---- AVAILABLE RECORDS

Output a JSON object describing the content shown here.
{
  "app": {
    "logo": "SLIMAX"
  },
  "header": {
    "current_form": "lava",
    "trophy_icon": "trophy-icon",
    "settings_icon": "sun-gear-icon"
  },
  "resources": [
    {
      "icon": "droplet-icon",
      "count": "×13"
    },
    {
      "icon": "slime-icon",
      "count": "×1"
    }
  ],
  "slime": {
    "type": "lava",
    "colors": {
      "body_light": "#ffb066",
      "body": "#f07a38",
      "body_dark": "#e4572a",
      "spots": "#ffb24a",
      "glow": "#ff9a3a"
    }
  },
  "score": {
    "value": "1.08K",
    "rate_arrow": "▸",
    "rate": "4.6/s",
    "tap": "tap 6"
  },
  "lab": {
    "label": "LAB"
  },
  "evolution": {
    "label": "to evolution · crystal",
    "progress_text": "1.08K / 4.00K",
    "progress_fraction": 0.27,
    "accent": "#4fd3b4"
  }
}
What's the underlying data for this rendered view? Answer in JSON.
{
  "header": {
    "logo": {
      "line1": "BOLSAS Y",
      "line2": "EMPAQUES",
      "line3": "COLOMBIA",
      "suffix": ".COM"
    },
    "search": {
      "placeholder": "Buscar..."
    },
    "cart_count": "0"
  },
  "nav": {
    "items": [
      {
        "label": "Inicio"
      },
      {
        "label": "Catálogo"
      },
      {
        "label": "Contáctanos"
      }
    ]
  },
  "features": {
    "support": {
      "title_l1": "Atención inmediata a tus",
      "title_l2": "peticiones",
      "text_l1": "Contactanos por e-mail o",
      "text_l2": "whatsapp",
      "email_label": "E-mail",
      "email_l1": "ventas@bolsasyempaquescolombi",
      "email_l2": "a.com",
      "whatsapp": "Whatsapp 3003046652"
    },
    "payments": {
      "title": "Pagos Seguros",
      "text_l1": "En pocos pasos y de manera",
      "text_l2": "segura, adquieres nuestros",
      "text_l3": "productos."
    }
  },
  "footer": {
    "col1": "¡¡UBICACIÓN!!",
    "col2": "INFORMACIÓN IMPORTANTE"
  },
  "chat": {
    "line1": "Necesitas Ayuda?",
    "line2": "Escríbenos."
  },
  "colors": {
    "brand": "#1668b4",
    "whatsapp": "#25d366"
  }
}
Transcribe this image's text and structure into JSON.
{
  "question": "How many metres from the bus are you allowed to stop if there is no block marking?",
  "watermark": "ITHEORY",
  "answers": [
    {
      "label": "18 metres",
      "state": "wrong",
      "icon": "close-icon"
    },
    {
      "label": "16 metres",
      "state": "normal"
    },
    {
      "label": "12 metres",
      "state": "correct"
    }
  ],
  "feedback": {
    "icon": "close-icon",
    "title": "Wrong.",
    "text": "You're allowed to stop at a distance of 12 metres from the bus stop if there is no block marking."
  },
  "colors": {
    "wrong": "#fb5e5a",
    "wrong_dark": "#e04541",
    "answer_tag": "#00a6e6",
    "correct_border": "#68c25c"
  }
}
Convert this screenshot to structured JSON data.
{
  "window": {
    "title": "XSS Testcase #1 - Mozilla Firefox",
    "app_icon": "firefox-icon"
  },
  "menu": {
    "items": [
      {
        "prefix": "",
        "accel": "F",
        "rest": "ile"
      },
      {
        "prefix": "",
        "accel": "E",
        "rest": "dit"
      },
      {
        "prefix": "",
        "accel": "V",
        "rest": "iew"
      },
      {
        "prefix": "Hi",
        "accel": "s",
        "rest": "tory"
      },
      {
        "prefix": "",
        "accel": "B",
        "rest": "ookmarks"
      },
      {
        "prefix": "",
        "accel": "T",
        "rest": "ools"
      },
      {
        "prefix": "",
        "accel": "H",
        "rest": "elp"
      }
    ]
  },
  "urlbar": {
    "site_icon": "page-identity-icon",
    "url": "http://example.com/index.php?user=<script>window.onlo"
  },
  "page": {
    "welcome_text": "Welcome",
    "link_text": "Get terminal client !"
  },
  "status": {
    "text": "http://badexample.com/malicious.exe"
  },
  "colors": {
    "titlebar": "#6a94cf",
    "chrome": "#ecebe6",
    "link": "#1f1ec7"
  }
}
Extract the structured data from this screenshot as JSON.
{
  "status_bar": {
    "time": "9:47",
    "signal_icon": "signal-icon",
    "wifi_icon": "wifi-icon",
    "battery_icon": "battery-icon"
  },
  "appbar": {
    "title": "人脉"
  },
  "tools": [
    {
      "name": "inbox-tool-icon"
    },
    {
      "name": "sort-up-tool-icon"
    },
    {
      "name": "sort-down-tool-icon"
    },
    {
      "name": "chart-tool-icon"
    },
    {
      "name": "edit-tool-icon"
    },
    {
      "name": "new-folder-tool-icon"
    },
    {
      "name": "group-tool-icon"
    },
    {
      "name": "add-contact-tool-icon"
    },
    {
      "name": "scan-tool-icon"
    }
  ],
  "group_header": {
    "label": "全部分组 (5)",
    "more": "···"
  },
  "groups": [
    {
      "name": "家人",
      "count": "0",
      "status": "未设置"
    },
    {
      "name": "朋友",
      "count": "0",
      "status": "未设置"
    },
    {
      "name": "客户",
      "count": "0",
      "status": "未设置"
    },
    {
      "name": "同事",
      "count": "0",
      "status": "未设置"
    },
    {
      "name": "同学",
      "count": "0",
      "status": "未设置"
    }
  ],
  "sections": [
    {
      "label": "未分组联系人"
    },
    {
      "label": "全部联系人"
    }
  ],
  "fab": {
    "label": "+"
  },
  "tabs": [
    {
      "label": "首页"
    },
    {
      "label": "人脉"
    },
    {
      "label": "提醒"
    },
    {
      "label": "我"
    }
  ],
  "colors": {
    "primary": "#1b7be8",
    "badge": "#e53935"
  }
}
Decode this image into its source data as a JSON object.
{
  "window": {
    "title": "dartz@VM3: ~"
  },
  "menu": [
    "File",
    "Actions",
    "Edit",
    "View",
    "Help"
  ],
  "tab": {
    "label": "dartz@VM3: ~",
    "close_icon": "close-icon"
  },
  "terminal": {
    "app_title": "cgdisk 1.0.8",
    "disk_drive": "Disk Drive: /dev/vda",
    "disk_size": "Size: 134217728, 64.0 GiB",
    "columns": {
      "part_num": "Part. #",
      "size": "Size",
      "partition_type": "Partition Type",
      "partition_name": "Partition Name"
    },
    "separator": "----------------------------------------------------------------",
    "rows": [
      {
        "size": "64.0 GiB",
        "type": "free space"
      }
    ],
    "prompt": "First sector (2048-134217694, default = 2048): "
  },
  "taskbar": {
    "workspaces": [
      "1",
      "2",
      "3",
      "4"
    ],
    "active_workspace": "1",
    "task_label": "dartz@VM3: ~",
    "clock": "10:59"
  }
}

--------

**WHAT YOU ARE ASKED TO DO**
All of the entries above must be quoted exactly.

**RIGHT ANSWER**
Output a JSON object describing the content shown here.
{
  "app": {
    "logo": "SLIMAX"
  },
  "header": {
    "current_form": "lava",
    "trophy_icon": "trophy-icon",
    "settings_icon": "sun-gear-icon"
  },
  "resources": [
    {
      "icon": "droplet-icon",
      "count": "×13"
    },
    {
      "icon": "slime-icon",
      "count": "×1"
    }
  ],
  "slime": {
    "type": "lava",
    "colors": {
      "body_light": "#ffb066",
      "body": "#f07a38",
      "body_dark": "#e4572a",
      "spots": "#ffb24a",
      "glow": "#ff9a3a"
    }
  },
  "score": {
    "value": "1.08K",
    "rate_arrow": "▸",
    "rate": "4.6/s",
    "tap": "tap 6"
  },
  "lab": {
    "label": "LAB"
  },
  "evolution": {
    "label": "to evolution · crystal",
    "progress_text": "1.08K / 4.00K",
    "progress_fraction": 0.27,
    "accent": "#4fd3b4"
  }
}
What's the underlying data for this rendered view? Answer in JSON.
{
  "header": {
    "logo": {
      "line1": "BOLSAS Y",
      "line2": "EMPAQUES",
      "line3": "COLOMBIA",
      "suffix": ".COM"
    },
    "search": {
      "placeholder": "Buscar..."
    },
    "cart_count": "0"
  },
  "nav": {
    "items": [
      {
        "label": "Inicio"
      },
      {
        "label": "Catálogo"
      },
      {
        "label": "Contáctanos"
      }
    ]
  },
  "features": {
    "support": {
      "title_l1": "Atención inmediata a tus",
      "title_l2": "peticiones",
      "text_l1": "Contactanos por e-mail o",
      "text_l2": "whatsapp",
      "email_label": "E-mail",
      "email_l1": "ventas@bolsasyempaquescolombi",
      "email_l2": "a.com",
      "whatsapp": "Whatsapp 3003046652"
    },
    "payments": {
      "title": "Pagos Seguros",
      "text_l1": "En pocos pasos y de manera",
      "text_l2": "segura, adquieres nuestros",
      "text_l3": "productos."
    }
  },
  "footer": {
    "col1": "¡¡UBICACIÓN!!",
    "col2": "INFORMACIÓN IMPORTANTE"
  },
  "chat": {
    "line1": "Necesitas Ayuda?",
    "line2": "Escríbenos."
  },
  "colors": {
    "brand": "#1668b4",
    "whatsapp": "#25d366"
  }
}
Transcribe this image's text and structure into JSON.
{
  "question": "How many metres from the bus are you allowed to stop if there is no block marking?",
  "watermark": "ITHEORY",
  "answers": [
    {
      "label": "18 metres",
      "state": "wrong",
      "icon": "close-icon"
    },
    {
      "label": "16 metres",
      "state": "normal"
    },
    {
      "label": "12 metres",
      "state": "correct"
    }
  ],
  "feedback": {
    "icon": "close-icon",
    "title": "Wrong.",
    "text": "You're allowed to stop at a distance of 12 metres from the bus stop if there is no block marking."
  },
  "colors": {
    "wrong": "#fb5e5a",
    "wrong_dark": "#e04541",
    "answer_tag": "#00a6e6",
    "correct_border": "#68c25c"
  }
}
Convert this screenshot to structured JSON data.
{
  "window": {
    "title": "XSS Testcase #1 - Mozilla Firefox",
    "app_icon": "firefox-icon"
  },
  "menu": {
    "items": [
      {
        "prefix": "",
        "accel": "F",
        "rest": "ile"
      },
      {
        "prefix": "",
        "accel": "E",
        "rest": "dit"
      },
      {
        "prefix": "",
        "accel": "V",
        "rest": "iew"
      },
      {
        "prefix": "Hi",
        "accel": "s",
        "rest": "tory"
      },
      {
        "prefix": "",
        "accel": "B",
        "rest": "ookmarks"
      },
      {
        "prefix": "",
        "accel": "T",
        "rest": "ools"
      },
      {
        "prefix": "",
        "accel": "H",
        "rest": "elp"
      }
    ]
  },
  "urlbar": {
    "site_icon": "page-identity-icon",
    "url": "http://example.com/index.php?user=<script>window.onlo"
  },
  "page": {
    "welcome_text": "Welcome",
    "link_text": "Get terminal client !"
  },
  "status": {
    "text": "http://badexample.com/malicious.exe"
  },
  "colors": {
    "titlebar": "#6a94cf",
    "chrome": "#ecebe6",
    "link": "#1f1ec7"
  }
}
Extract the structured data from this screenshot as JSON.
{
  "status_bar": {
    "time": "9:47",
    "signal_icon": "signal-icon",
    "wifi_icon": "wifi-icon",
    "battery_icon": "battery-icon"
  },
  "appbar": {
    "title": "人脉"
  },
  "tools": [
    {
      "name": "inbox-tool-icon"
    },
    {
      "name": "sort-up-tool-icon"
    },
    {
      "name": "sort-down-tool-icon"
    },
    {
      "name": "chart-tool-icon"
    },
    {
      "name": "edit-tool-icon"
    },
    {
      "name": "new-folder-tool-icon"
    },
    {
      "name": "group-tool-icon"
    },
    {
      "name": "add-contact-tool-icon"
    },
    {
      "name": "scan-tool-icon"
    }
  ],
  "group_header": {
    "label": "全部分组 (5)",
    "more": "···"
  },
  "groups": [
    {
      "name": "家人",
      "count": "0",
      "status": "未设置"
    },
    {
      "name": "朋友",
      "count": "0",
      "status": "未设置"
    },
    {
      "name": "客户",
      "count": "0",
      "status": "未设置"
    },
    {
      "name": "同事",
      "count": "0",
      "status": "未设置"
    },
    {
      "name": "同学",
      "count": "0",
      "status": "未设置"
    }
  ],
  "sections": [
    {
      "label": "未分组联系人"
    },
    {
      "label": "全部联系人"
    }
  ],
  "fab": {
    "label": "+"
  },
  "tabs": [
    {
      "label": "首页"
    },
    {
      "label": "人脉"
    },
    {
      "label": "提醒"
    },
    {
      "label": "我"
    }
  ],
  "colors": {
    "primary": "#1b7be8",
    "badge": "#e53935"
  }
}
Decode this image into its source data as a JSON object.
{
  "window": {
    "title": "dartz@VM3: ~"
  },
  "menu": [
    "File",
    "Actions",
    "Edit",
    "View",
    "Help"
  ],
  "tab": {
    "label": "dartz@VM3: ~",
    "close_icon": "close-icon"
  },
  "terminal": {
    "app_title": "cgdisk 1.0.8",
    "disk_drive": "Disk Drive: /dev/vda",
    "disk_size": "Size: 134217728, 64.0 GiB",
    "columns": {
      "part_num": "Part. #",
      "size": "Size",
      "partition_type": "Partition Type",
      "partition_name": "Partition Name"
    },
    "separator": "----------------------------------------------------------------",
    "rows": [
      {
        "size": "64.0 GiB",
        "type": "free space"
      }
    ],
    "prompt": "First sector (2048-134217694, default = 2048): "
  },
  "taskbar": {
    "workspaces": [
      "1",
      "2",
      "3",
      "4"
    ],
    "active_workspace": "1",
    "task_label": "dartz@VM3: ~",
    "clock": "10:59"
  }
}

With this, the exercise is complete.